Copy every line of the following data that includes the string "Choose".

__________

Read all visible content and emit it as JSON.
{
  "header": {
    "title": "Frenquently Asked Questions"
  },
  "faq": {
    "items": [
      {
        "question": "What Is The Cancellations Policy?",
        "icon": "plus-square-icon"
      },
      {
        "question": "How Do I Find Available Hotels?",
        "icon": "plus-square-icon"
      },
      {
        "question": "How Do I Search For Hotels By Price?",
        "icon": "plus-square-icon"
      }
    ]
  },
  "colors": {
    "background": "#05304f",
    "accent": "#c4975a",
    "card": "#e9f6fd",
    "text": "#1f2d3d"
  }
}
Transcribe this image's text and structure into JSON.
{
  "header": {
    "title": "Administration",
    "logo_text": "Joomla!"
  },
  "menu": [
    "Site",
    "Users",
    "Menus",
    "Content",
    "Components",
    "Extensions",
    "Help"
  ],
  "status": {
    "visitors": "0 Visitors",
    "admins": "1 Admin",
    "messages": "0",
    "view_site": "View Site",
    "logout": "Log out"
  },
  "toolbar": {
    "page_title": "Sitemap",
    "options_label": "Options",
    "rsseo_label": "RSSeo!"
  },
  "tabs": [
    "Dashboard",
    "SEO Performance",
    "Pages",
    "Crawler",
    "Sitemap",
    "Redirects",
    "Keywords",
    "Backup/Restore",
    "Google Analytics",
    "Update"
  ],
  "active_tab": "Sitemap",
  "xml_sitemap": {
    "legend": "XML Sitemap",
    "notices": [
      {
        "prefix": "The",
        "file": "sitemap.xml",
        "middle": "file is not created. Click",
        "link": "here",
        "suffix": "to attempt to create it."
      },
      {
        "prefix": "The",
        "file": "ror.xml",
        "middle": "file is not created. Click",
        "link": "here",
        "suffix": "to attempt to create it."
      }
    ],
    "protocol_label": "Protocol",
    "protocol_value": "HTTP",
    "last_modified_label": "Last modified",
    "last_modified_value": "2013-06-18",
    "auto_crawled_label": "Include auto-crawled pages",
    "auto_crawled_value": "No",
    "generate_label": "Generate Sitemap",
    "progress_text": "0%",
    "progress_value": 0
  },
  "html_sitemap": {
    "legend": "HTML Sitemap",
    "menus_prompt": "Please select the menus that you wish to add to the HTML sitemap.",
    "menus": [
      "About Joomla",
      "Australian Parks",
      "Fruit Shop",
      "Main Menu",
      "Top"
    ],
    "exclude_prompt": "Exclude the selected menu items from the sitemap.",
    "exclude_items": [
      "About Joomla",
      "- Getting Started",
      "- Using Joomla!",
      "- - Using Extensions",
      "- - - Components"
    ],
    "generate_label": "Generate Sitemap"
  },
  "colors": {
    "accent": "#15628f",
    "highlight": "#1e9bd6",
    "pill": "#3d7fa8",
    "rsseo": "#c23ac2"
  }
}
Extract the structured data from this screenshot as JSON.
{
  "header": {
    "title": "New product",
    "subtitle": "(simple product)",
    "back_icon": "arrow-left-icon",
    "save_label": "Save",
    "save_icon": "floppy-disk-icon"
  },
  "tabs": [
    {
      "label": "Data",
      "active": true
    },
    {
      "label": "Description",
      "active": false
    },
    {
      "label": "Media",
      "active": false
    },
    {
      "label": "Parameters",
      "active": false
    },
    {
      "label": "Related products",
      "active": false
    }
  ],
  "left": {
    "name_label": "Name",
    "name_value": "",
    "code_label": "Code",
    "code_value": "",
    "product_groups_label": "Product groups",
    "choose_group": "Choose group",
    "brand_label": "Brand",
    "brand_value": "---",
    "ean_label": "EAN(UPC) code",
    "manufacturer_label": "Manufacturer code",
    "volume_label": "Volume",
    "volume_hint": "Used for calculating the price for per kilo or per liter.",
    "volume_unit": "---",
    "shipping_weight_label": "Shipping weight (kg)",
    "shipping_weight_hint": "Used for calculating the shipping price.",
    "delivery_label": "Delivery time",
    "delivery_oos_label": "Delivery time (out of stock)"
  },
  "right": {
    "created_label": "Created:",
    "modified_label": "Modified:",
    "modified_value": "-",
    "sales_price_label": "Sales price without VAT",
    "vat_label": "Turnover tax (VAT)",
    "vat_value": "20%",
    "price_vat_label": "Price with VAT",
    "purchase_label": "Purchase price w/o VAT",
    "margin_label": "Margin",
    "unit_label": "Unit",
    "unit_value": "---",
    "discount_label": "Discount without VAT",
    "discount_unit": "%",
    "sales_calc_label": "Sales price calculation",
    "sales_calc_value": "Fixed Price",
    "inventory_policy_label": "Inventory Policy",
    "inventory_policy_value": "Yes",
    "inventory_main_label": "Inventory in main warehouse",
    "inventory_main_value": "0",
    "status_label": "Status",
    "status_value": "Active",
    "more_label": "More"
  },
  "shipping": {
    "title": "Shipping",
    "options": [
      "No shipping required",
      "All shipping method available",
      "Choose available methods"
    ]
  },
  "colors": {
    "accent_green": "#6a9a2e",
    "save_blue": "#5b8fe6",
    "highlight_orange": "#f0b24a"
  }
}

__________

_RESULT OF THIS EXERCISE_:
    "choose_group": "Choose group",
      "Choose available methods"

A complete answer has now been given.